### What the task requires
Look through the data for the string "cereal". Copy every line where it is found.

Records that describe figures:
--- Begin ---
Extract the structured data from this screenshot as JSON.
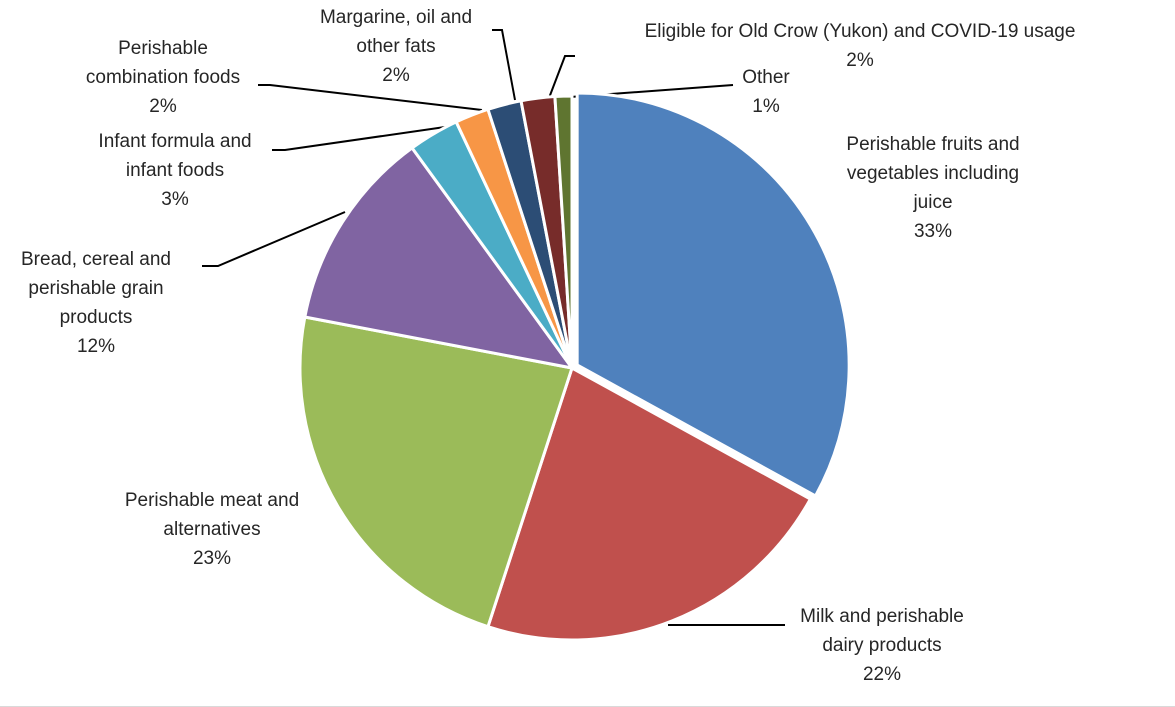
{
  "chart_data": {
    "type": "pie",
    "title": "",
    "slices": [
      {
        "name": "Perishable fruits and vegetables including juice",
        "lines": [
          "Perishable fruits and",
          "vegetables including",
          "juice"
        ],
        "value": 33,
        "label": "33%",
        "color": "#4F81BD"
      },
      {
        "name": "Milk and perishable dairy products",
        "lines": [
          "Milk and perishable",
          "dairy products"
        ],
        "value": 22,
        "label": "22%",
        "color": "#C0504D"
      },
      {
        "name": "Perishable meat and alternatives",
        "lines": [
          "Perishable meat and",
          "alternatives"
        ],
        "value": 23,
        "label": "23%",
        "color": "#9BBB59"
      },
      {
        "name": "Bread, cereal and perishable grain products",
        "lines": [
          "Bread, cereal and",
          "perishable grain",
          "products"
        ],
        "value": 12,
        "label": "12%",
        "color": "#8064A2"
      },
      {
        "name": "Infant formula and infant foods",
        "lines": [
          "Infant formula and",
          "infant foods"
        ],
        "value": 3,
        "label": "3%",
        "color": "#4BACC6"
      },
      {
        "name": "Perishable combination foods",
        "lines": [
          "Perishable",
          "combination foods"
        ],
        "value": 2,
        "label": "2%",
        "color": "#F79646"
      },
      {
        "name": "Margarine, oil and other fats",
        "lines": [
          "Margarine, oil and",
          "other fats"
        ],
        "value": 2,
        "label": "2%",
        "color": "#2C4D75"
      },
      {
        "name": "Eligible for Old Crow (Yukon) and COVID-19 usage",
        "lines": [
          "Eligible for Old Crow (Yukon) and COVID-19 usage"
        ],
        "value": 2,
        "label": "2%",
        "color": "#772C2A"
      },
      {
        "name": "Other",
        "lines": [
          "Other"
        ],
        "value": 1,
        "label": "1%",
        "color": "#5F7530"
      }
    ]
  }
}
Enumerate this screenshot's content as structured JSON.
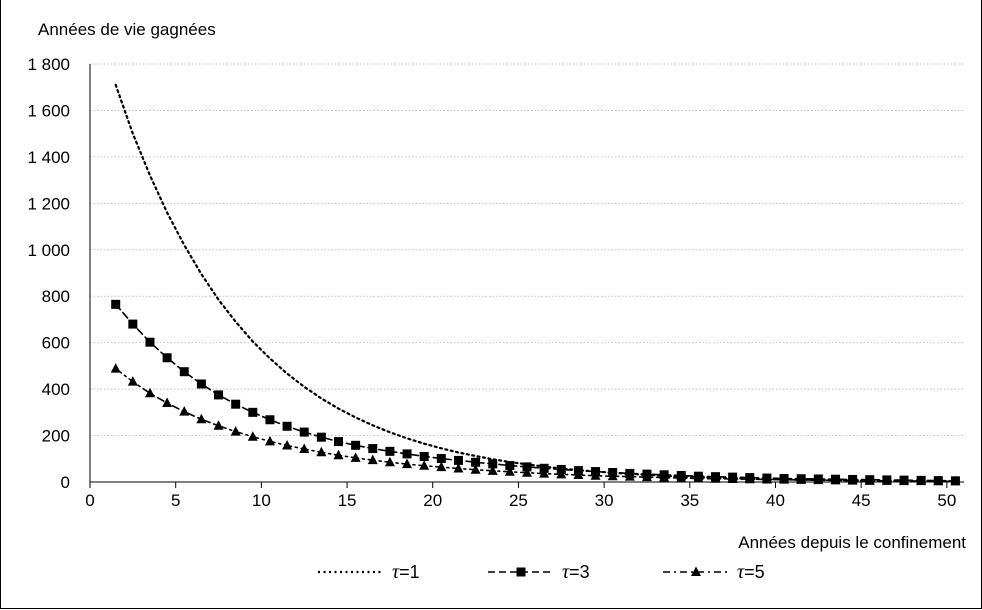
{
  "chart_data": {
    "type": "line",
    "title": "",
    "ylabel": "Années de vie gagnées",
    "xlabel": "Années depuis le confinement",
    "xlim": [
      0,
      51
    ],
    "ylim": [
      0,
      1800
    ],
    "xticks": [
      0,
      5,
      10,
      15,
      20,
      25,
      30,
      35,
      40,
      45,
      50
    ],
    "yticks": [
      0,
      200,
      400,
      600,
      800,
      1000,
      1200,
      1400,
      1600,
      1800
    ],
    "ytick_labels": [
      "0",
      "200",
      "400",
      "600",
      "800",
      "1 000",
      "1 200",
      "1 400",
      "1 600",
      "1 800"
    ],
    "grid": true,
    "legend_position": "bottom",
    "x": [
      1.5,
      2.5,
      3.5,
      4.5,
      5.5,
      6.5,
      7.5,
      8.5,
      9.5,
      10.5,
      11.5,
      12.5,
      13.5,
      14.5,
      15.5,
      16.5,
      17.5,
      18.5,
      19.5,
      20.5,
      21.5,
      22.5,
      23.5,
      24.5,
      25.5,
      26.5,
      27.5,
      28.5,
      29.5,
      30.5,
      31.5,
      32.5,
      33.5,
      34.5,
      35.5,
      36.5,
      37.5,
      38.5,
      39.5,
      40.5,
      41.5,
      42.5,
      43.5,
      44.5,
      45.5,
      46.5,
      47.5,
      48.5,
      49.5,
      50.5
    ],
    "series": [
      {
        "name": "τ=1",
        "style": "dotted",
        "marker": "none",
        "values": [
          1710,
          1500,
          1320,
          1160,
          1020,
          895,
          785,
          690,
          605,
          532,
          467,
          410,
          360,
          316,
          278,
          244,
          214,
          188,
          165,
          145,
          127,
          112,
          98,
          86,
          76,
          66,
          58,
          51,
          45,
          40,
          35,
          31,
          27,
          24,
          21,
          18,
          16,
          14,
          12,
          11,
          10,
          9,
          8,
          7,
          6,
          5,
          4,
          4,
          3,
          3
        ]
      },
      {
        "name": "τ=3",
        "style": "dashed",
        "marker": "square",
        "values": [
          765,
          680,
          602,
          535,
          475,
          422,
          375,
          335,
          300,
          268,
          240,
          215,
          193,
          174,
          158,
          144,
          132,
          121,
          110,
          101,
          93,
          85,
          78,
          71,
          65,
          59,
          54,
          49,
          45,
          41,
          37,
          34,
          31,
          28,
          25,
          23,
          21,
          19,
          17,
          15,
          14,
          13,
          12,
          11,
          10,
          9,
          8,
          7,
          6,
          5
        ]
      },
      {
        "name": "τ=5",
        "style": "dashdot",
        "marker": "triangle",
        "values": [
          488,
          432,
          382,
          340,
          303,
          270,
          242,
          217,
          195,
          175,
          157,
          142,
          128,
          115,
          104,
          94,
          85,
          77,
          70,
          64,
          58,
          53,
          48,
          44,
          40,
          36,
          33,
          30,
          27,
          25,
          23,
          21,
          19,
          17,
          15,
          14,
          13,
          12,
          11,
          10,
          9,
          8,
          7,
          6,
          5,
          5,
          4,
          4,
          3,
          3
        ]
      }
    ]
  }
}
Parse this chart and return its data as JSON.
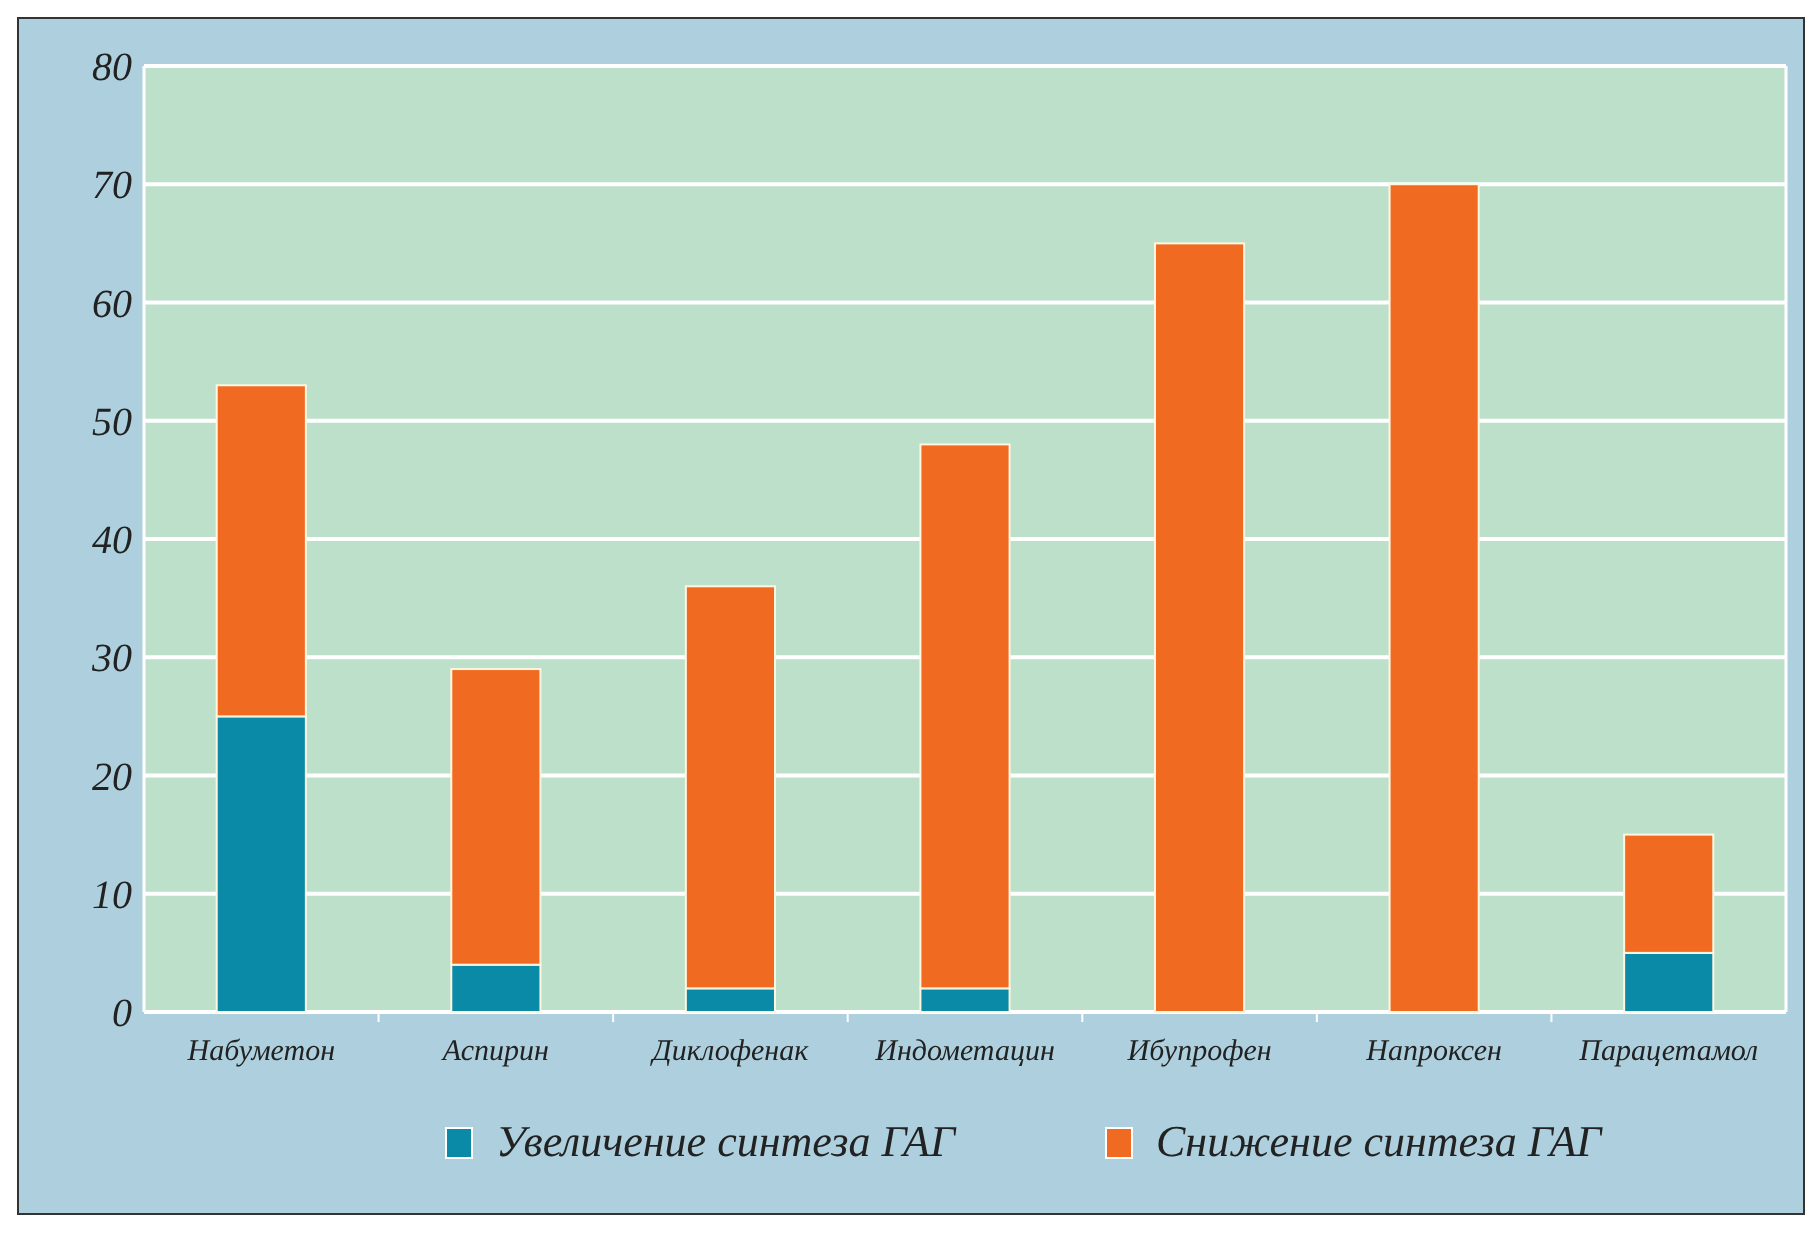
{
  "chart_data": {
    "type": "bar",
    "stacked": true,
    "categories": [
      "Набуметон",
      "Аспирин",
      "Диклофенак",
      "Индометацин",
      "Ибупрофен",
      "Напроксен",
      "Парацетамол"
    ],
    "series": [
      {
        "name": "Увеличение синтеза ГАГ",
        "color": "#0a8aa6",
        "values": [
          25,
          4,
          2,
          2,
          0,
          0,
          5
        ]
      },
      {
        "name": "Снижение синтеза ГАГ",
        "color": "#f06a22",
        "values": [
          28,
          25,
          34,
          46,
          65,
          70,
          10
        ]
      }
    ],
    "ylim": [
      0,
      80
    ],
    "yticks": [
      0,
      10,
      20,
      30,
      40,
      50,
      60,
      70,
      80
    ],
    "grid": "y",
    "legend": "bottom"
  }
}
--- End ---
### Exercise answer
        "name": "Bread, cereal and perishable grain products",
          "Bread, cereal and",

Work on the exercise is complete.